> **EXERCISE AIM**:
Give back each entry unchanged, minus pictures.

> **AVAILABLE RECORDS**:
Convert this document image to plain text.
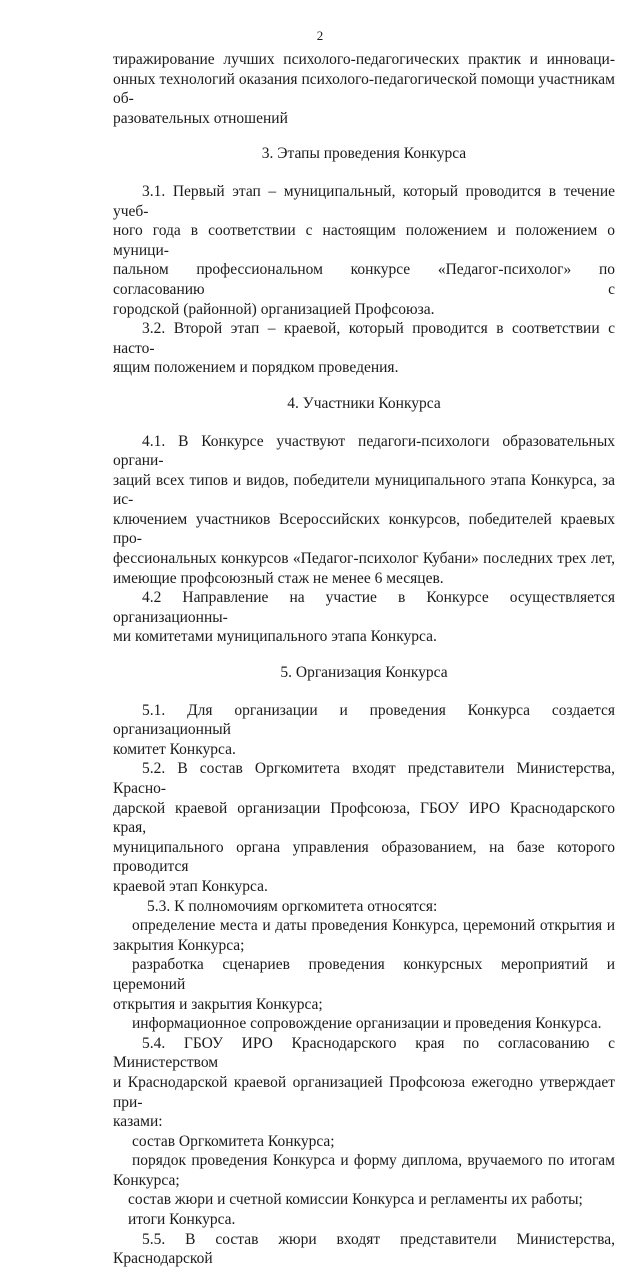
2

тиражирование лучших психолого-педагогических практик и инноваци-

онных технологий оказания психолого-педагогической помощи участникам об-

разовательных отношений

3. Этапы проведения Конкурса

3.1. Первый этап – муниципальный, который проводится в течение учеб-

ного года в соответствии с настоящим положением и положением о муници-

пальном профессиональном конкурсе «Педагог-психолог» по согласованию с

городской (районной) организацией Профсоюза.

3.2. Второй этап – краевой, который проводится в соответствии с насто-

ящим положением и порядком проведения.

4. Участники Конкурса

4.1. В Конкурсе участвуют педагоги-психологи образовательных органи-

заций всех типов и видов, победители муниципального этапа Конкурса, за ис-

ключением участников Всероссийских конкурсов, победителей краевых про-

фессиональных конкурсов «Педагог-психолог Кубани» последних трех лет,

имеющие профсоюзный стаж не менее 6 месяцев.

4.2 Направление на участие в Конкурсе осуществляется организационны-

ми комитетами муниципального этапа Конкурса.

5. Организация Конкурса

5.1. Для организации и проведения Конкурса создается организационный

комитет Конкурса.

5.2. В состав Оргкомитета входят представители Министерства, Красно-

дарской краевой организации Профсоюза, ГБОУ ИРО Краснодарского края,

муниципального органа управления образованием, на базе которого проводится

краевой этап Конкурса.

5.3. К полномочиям оргкомитета относятся:

определение места и даты проведения Конкурса, церемоний открытия и

закрытия Конкурса;

разработка сценариев проведения конкурсных мероприятий и церемоний

открытия и закрытия Конкурса;

информационное сопровождение организации и проведения Конкурса.

5.4. ГБОУ ИРО Краснодарского края по согласованию с Министерством

и Краснодарской краевой организацией Профсоюза ежегодно утверждает при-

казами:

состав Оргкомитета Конкурса;

порядок проведения Конкурса и форму диплома, вручаемого по итогам

Конкурса;

состав жюри и счетной комиссии Конкурса и регламенты их работы;

итоги Конкурса.

5.5. В состав жюри входят представители Министерства, Краснодарской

> **RESULT OF THE EXERCISE**:
Convert this document image to plain text.
2

тиражирование лучших психолого-педагогических практик и инноваци-

онных технологий оказания психолого-педагогической помощи участникам об-

разовательных отношений

3. Этапы проведения Конкурса

3.1. Первый этап – муниципальный, который проводится в течение учеб-

ного года в соответствии с настоящим положением и положением о муници-

пальном профессиональном конкурсе «Педагог-психолог» по согласованию с

городской (районной) организацией Профсоюза.

3.2. Второй этап – краевой, который проводится в соответствии с насто-

ящим положением и порядком проведения.

4. Участники Конкурса

4.1. В Конкурсе участвуют педагоги-психологи образовательных органи-

заций всех типов и видов, победители муниципального этапа Конкурса, за ис-

ключением участников Всероссийских конкурсов, победителей краевых про-

фессиональных конкурсов «Педагог-психолог Кубани» последних трех лет,

имеющие профсоюзный стаж не менее 6 месяцев.

4.2 Направление на участие в Конкурсе осуществляется организационны-

ми комитетами муниципального этапа Конкурса.

5. Организация Конкурса

5.1. Для организации и проведения Конкурса создается организационный

комитет Конкурса.

5.2. В состав Оргкомитета входят представители Министерства, Красно-

дарской краевой организации Профсоюза, ГБОУ ИРО Краснодарского края,

муниципального органа управления образованием, на базе которого проводится

краевой этап Конкурса.

5.3. К полномочиям оргкомитета относятся:

определение места и даты проведения Конкурса, церемоний открытия и

закрытия Конкурса;

разработка сценариев проведения конкурсных мероприятий и церемоний

открытия и закрытия Конкурса;

информационное сопровождение организации и проведения Конкурса.

5.4. ГБОУ ИРО Краснодарского края по согласованию с Министерством

и Краснодарской краевой организацией Профсоюза ежегодно утверждает при-

казами:

состав Оргкомитета Конкурса;

порядок проведения Конкурса и форму диплома, вручаемого по итогам

Конкурса;

состав жюри и счетной комиссии Конкурса и регламенты их работы;

итоги Конкурса.

5.5. В состав жюри входят представители Министерства, Краснодарской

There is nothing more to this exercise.